- TO BE DONE
Output nothing but the number of lines that include the word "нұсқаулықты".

- RECORDS PROVIDED
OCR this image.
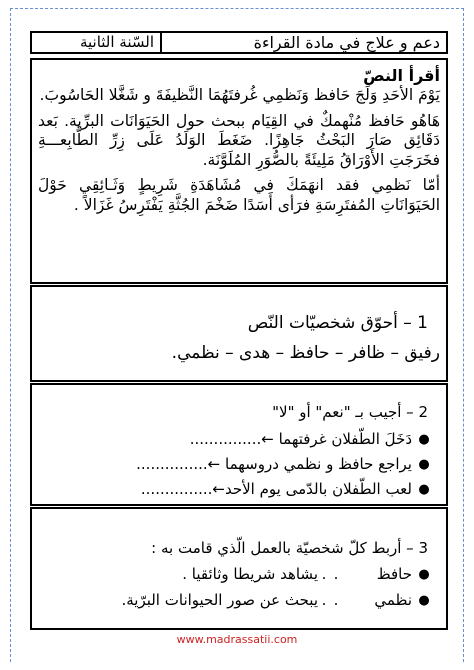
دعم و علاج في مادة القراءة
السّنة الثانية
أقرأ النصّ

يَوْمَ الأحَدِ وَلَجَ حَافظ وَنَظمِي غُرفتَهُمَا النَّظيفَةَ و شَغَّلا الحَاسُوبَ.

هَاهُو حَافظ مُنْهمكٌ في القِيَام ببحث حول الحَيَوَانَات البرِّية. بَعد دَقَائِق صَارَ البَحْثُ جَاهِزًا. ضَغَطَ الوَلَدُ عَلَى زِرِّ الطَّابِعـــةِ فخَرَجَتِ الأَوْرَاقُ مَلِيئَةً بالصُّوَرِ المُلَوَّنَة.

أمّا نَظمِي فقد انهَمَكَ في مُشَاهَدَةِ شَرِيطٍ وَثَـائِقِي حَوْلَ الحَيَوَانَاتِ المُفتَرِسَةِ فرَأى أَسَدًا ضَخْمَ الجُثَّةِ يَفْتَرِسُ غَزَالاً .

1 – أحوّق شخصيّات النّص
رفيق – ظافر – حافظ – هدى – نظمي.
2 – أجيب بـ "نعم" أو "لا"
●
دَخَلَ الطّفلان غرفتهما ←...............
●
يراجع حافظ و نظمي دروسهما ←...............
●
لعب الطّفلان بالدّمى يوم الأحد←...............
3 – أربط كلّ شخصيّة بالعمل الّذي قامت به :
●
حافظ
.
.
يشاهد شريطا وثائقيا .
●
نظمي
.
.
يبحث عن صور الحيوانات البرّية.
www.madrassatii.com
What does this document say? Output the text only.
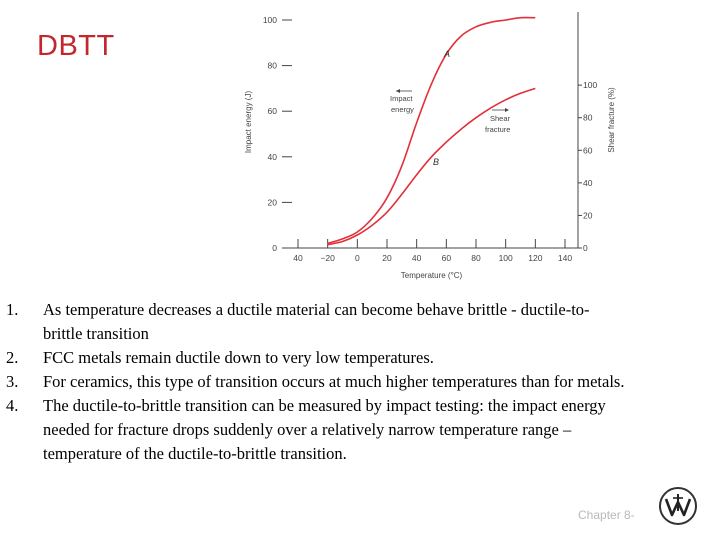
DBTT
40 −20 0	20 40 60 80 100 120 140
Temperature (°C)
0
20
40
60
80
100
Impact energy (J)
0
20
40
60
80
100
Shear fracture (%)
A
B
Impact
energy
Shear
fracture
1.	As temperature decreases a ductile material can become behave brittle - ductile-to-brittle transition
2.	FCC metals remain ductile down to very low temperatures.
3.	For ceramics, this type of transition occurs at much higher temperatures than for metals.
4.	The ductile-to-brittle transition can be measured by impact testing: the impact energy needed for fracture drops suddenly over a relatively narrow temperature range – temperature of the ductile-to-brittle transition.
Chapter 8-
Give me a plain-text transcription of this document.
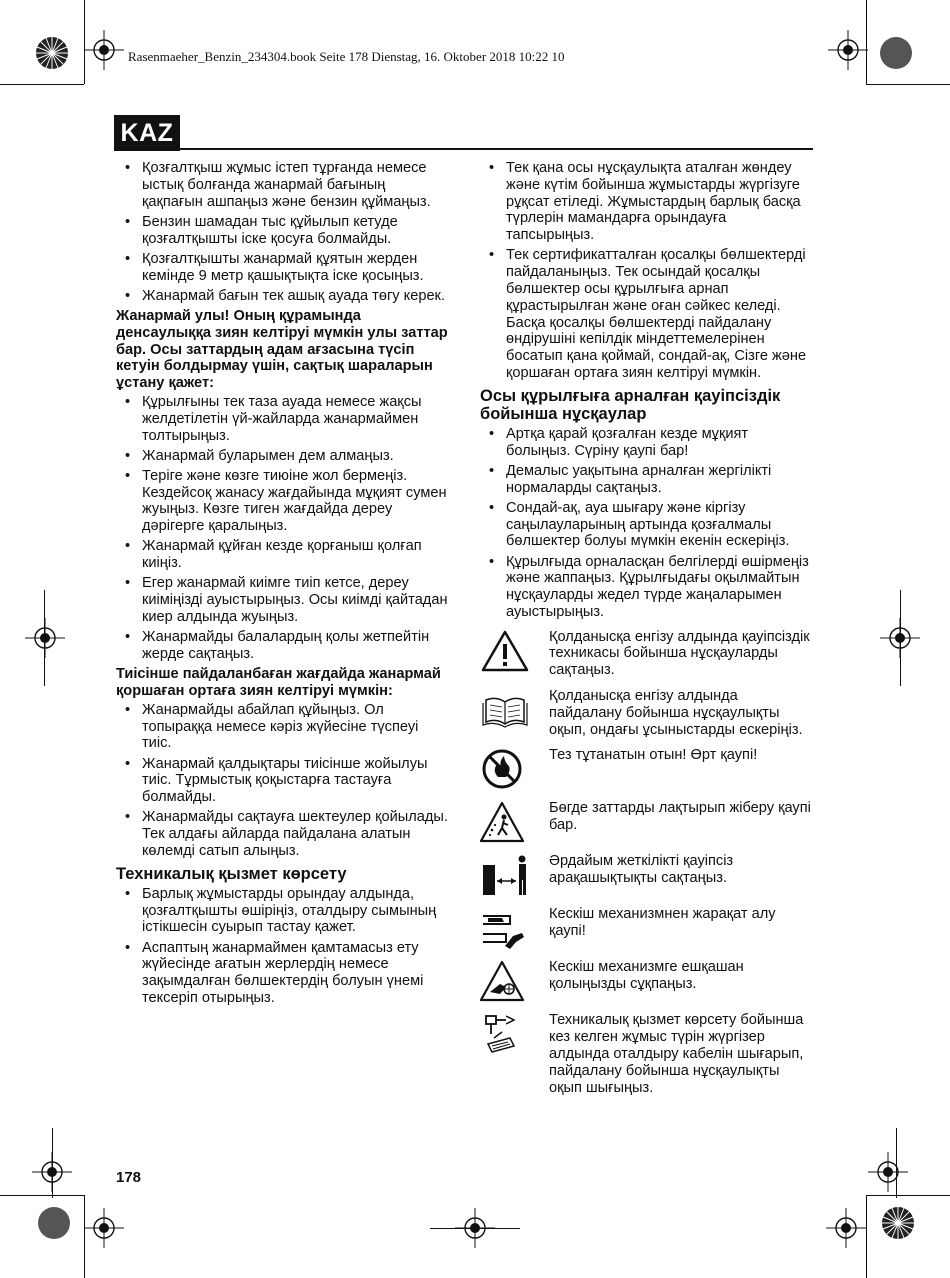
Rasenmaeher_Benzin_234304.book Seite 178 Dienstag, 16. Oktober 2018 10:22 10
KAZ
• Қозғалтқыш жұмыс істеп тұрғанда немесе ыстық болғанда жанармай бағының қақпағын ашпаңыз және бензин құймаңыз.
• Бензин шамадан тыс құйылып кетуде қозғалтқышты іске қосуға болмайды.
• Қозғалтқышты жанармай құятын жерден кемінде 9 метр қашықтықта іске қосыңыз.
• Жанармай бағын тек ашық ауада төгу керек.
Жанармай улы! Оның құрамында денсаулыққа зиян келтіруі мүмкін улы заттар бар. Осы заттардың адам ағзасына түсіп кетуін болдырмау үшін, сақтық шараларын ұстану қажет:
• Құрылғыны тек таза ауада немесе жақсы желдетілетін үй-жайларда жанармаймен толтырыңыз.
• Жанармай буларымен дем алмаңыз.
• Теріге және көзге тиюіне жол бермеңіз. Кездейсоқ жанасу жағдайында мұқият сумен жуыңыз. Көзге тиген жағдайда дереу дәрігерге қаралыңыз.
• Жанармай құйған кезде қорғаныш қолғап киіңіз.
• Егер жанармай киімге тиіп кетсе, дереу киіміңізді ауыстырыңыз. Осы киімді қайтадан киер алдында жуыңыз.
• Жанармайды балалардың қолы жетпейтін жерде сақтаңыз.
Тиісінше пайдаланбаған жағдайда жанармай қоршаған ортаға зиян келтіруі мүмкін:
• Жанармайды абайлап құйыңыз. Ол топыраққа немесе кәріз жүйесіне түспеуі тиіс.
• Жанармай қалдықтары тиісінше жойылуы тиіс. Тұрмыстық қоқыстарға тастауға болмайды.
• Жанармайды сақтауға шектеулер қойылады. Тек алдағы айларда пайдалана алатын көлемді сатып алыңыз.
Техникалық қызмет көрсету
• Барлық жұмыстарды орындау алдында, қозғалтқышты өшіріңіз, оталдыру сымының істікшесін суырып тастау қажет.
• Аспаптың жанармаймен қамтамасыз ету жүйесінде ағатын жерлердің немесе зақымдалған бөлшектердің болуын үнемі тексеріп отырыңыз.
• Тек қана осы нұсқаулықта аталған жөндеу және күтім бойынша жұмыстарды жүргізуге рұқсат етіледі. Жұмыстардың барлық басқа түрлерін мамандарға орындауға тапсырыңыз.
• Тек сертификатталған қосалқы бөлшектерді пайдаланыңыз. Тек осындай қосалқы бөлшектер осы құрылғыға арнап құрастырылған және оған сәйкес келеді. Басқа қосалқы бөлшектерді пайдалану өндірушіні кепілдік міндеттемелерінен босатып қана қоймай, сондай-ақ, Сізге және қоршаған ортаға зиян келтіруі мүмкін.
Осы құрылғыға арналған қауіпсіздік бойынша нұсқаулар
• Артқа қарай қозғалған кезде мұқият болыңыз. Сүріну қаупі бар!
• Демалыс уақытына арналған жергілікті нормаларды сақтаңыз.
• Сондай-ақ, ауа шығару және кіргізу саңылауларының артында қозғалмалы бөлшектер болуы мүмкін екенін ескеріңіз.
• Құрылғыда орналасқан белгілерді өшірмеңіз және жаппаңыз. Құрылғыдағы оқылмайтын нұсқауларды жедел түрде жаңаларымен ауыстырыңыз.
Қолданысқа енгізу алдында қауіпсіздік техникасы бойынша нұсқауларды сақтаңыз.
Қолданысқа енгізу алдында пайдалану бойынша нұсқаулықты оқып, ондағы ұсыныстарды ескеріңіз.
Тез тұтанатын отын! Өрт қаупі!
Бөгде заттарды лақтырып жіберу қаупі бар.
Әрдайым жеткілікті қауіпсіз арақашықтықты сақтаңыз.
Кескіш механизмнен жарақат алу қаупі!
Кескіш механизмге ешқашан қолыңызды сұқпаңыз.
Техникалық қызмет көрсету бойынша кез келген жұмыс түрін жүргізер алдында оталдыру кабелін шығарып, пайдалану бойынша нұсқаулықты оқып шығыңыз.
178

==

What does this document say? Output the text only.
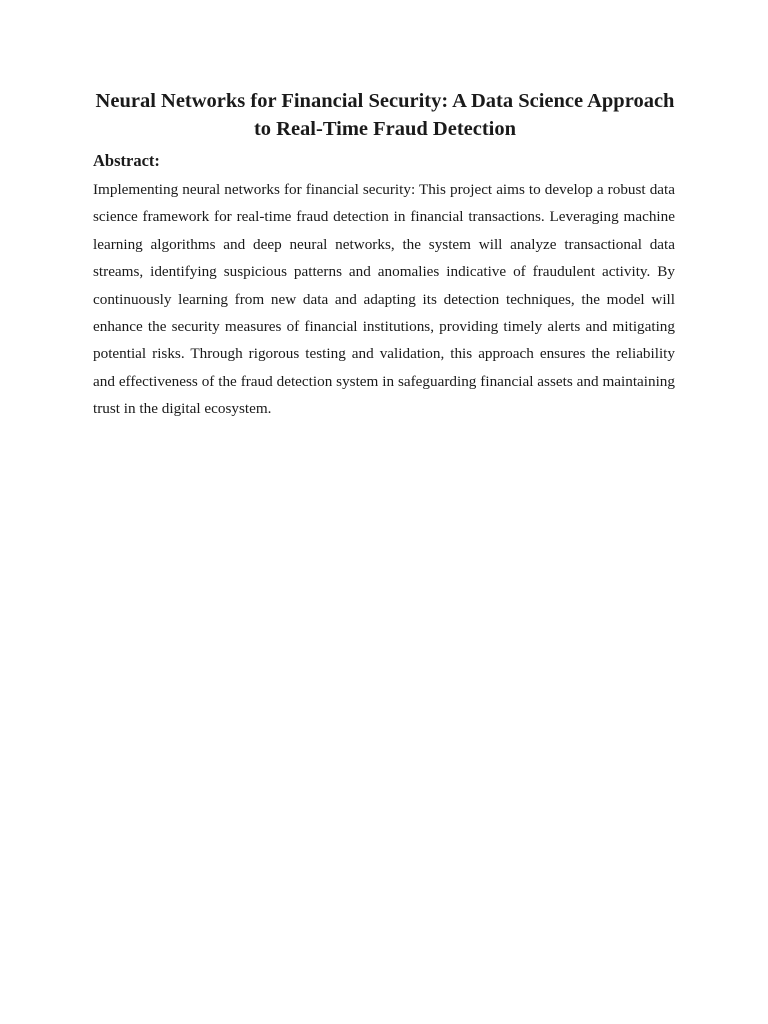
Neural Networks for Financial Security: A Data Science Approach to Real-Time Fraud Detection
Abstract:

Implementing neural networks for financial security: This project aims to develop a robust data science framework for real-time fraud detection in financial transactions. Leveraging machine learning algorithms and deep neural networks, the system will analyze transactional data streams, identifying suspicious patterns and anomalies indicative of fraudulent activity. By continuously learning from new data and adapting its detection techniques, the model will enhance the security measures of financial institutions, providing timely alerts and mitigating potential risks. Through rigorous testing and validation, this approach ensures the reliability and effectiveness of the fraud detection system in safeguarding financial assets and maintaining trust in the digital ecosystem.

==

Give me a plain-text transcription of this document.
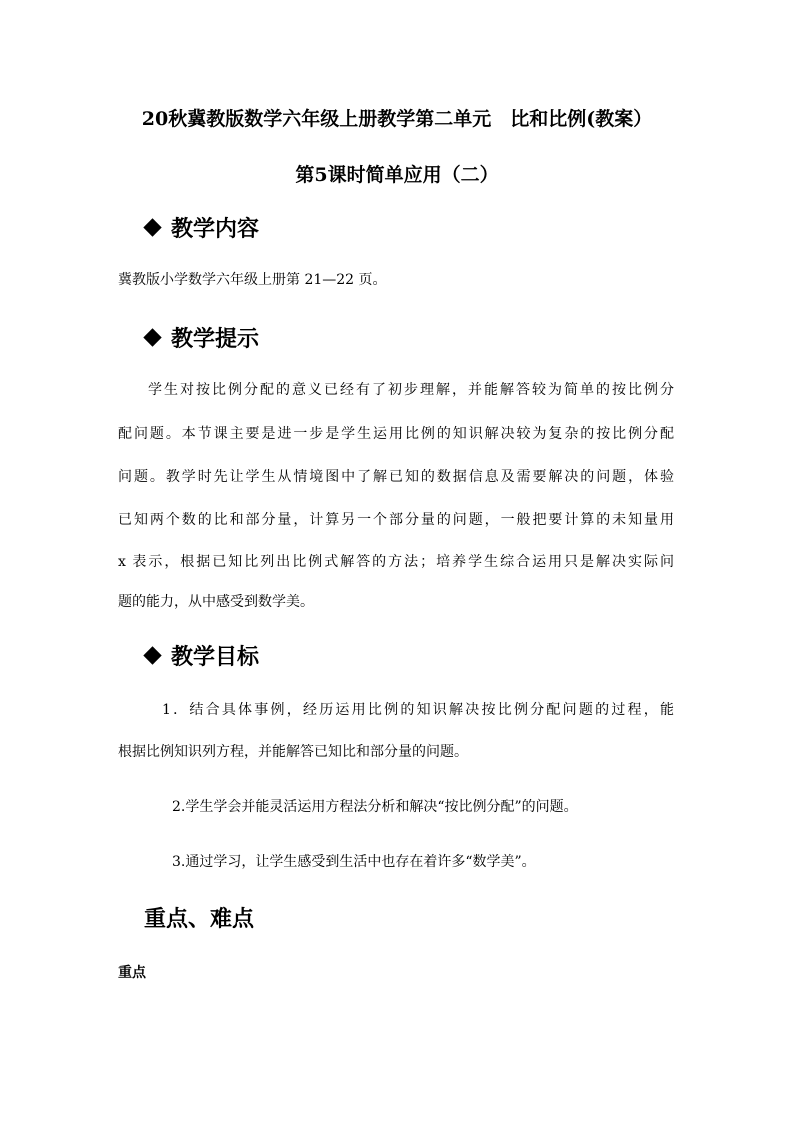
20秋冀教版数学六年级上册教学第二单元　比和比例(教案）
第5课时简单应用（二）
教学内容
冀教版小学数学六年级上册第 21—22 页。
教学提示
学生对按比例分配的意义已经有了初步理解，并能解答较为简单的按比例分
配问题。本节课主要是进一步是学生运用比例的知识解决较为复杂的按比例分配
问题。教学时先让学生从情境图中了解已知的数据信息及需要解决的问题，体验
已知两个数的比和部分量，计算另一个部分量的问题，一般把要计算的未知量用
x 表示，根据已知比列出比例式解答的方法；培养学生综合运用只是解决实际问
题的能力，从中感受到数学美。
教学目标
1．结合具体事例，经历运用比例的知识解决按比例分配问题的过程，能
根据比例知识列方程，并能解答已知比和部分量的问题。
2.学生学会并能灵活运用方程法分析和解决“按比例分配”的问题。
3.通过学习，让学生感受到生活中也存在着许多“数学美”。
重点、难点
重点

- FULL OUTPUT
2